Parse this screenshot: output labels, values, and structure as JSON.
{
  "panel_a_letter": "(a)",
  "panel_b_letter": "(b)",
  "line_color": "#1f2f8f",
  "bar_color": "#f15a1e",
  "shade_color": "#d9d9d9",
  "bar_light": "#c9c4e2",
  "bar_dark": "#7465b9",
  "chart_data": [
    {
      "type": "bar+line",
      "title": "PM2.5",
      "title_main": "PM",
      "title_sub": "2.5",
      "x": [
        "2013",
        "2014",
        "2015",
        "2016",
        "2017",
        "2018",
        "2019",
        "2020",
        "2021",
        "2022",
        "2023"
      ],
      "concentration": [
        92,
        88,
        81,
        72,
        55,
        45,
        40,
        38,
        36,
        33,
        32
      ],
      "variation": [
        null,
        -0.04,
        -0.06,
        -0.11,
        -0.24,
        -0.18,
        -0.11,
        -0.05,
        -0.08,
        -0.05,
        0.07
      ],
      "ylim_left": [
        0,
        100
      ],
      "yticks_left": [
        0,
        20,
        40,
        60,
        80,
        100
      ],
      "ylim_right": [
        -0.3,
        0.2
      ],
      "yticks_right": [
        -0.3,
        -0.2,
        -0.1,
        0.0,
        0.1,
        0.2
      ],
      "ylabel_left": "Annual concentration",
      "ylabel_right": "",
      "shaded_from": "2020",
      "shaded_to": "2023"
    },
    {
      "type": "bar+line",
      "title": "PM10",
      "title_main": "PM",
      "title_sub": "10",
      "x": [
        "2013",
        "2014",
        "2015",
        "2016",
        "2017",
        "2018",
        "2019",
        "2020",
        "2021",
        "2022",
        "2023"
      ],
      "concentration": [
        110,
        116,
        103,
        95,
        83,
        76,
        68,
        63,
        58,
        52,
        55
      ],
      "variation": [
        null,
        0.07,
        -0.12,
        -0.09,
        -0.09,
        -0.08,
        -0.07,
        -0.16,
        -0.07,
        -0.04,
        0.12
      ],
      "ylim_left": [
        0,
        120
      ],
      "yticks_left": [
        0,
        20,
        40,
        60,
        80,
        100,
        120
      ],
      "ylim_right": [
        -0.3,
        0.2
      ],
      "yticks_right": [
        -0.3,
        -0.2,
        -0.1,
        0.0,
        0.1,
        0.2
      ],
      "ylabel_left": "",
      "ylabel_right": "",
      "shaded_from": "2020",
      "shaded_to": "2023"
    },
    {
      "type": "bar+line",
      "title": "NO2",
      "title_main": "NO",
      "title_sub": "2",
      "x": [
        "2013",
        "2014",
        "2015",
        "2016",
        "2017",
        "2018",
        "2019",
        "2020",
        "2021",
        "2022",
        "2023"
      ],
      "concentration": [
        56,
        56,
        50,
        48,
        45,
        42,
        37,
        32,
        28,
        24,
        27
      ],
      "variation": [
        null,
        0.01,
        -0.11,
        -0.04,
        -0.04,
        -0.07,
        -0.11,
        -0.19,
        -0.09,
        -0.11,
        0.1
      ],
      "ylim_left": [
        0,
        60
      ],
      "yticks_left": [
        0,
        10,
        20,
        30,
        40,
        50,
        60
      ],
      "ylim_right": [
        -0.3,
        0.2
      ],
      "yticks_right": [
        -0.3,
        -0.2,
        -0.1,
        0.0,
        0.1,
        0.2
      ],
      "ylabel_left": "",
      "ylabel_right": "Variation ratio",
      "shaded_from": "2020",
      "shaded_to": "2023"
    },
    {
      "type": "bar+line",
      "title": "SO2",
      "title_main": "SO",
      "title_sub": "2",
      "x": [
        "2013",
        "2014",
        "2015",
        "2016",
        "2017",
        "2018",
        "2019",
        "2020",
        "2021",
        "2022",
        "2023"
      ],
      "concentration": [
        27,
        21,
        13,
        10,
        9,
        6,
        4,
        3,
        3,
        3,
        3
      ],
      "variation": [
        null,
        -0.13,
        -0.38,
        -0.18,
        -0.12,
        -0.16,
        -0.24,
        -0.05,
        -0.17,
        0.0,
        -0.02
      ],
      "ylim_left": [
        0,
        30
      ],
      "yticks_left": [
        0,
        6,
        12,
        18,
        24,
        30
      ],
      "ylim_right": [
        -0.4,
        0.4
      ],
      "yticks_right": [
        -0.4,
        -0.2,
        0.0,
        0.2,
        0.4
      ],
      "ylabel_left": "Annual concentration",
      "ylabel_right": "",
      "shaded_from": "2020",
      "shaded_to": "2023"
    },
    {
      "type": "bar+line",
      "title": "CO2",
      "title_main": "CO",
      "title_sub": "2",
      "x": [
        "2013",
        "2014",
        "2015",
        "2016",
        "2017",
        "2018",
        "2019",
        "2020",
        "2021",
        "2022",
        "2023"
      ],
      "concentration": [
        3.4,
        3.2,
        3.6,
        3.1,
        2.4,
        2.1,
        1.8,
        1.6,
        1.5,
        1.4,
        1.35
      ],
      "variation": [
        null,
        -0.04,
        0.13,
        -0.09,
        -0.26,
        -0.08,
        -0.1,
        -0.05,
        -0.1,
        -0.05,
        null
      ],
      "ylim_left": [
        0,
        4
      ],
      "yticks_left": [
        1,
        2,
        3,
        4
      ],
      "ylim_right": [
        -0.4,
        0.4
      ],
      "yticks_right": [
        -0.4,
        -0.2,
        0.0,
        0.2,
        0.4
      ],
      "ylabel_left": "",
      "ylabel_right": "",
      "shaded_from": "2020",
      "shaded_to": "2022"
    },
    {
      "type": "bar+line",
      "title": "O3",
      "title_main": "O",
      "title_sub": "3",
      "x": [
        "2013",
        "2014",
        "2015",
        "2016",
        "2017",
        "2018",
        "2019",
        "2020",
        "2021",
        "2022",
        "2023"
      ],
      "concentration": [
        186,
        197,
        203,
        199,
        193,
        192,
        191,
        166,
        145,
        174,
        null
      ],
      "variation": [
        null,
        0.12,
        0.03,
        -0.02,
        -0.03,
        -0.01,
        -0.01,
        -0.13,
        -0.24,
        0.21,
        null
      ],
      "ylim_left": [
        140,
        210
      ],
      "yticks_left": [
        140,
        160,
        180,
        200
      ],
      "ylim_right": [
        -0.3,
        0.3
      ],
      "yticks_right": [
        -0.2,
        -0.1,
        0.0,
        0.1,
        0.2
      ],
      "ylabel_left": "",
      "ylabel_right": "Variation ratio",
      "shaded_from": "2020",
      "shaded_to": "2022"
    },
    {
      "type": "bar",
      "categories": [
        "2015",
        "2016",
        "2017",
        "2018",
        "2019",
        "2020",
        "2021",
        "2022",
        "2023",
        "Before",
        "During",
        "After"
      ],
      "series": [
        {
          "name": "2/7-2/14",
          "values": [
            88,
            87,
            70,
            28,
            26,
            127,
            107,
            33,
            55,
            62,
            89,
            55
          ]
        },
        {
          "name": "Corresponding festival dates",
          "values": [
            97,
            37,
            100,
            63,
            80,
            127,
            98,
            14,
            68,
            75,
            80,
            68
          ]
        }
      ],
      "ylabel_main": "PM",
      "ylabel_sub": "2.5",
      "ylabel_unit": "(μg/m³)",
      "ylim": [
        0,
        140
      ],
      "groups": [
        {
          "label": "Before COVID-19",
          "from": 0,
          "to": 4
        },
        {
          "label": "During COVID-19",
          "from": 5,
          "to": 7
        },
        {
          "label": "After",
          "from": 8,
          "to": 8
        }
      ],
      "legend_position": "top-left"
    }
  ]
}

☆ ☆ ☆

Across the data, tally the lines containing "COVID" and give back the number alone.

• TASK RESULT:
2